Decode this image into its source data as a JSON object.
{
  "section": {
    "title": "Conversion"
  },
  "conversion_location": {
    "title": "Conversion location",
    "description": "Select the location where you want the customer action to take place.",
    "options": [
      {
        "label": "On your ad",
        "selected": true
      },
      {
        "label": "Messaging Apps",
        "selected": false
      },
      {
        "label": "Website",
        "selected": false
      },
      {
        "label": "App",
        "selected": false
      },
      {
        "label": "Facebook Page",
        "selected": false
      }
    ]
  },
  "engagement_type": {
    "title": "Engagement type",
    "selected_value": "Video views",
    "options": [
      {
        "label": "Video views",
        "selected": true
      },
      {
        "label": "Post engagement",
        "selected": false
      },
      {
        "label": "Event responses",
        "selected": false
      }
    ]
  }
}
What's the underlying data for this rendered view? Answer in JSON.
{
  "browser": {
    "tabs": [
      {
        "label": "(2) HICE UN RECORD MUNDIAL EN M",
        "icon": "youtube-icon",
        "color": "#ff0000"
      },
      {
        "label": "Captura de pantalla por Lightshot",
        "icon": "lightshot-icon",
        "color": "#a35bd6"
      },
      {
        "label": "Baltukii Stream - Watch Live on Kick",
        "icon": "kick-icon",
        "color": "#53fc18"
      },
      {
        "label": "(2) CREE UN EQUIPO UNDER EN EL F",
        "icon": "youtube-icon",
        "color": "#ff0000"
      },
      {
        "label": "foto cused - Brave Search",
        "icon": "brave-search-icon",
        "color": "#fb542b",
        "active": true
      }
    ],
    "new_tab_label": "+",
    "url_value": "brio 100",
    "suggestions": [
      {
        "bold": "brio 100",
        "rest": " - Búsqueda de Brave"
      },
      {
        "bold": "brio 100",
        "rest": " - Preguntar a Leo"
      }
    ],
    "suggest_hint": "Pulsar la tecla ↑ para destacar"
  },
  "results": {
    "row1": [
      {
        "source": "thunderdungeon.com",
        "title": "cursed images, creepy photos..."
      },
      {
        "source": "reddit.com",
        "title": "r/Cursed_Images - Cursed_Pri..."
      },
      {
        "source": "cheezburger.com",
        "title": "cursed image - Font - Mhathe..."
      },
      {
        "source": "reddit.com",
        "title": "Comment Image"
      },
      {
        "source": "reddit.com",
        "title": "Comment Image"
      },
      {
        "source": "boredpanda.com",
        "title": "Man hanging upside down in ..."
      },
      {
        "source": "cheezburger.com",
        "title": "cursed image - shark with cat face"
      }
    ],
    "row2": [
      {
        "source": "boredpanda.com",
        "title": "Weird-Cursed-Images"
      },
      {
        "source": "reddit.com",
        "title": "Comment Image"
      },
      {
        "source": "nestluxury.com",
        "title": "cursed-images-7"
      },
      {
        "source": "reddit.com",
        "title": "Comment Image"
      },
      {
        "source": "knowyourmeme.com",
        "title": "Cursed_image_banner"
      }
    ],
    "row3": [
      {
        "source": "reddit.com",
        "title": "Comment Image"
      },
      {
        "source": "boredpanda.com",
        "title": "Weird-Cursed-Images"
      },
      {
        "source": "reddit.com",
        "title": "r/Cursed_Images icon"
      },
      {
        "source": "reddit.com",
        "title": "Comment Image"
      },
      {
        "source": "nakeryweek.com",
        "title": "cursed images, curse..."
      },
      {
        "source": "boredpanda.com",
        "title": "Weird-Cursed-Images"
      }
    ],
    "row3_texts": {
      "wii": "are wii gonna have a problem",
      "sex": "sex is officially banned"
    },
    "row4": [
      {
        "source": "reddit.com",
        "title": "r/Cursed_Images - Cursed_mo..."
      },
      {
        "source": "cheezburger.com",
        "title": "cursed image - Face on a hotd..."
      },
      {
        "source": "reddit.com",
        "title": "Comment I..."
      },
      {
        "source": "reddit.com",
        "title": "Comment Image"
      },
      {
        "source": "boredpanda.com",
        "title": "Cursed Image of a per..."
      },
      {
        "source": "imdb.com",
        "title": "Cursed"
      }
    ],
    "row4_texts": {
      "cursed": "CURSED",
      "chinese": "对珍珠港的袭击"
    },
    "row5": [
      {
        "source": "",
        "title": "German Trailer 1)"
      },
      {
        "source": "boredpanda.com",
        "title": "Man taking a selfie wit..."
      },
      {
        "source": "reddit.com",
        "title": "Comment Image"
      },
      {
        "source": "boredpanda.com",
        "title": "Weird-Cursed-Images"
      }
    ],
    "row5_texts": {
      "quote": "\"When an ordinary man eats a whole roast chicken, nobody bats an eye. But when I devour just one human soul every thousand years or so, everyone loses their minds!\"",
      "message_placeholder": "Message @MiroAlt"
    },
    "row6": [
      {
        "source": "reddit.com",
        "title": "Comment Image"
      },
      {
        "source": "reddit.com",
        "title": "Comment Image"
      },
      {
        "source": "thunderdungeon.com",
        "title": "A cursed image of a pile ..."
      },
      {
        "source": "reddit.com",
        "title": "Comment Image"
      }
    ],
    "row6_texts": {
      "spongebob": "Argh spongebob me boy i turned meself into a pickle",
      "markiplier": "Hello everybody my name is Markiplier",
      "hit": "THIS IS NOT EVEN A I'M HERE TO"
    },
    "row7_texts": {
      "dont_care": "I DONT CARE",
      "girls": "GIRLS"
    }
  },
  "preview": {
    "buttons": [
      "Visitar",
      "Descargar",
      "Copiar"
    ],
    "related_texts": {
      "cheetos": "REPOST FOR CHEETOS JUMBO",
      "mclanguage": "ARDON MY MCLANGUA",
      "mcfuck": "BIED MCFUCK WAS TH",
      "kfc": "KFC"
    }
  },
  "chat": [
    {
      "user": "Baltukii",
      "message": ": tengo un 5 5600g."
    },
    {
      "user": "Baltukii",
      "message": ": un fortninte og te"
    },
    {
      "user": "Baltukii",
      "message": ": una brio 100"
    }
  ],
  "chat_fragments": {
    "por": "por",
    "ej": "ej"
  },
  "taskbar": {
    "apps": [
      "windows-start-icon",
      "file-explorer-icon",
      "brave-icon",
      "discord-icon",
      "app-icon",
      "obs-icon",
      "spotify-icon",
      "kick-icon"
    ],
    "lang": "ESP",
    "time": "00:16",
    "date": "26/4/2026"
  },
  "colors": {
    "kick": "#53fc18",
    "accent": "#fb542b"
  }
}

▶ **GOAL**:
Search the lines above for the string "into" and copy each line that has it.

▶ **TASK RESULT**:
Decode this image into its source data as a JSON object.
      "spongebob": "Argh spongebob me boy i turned meself into a pickle",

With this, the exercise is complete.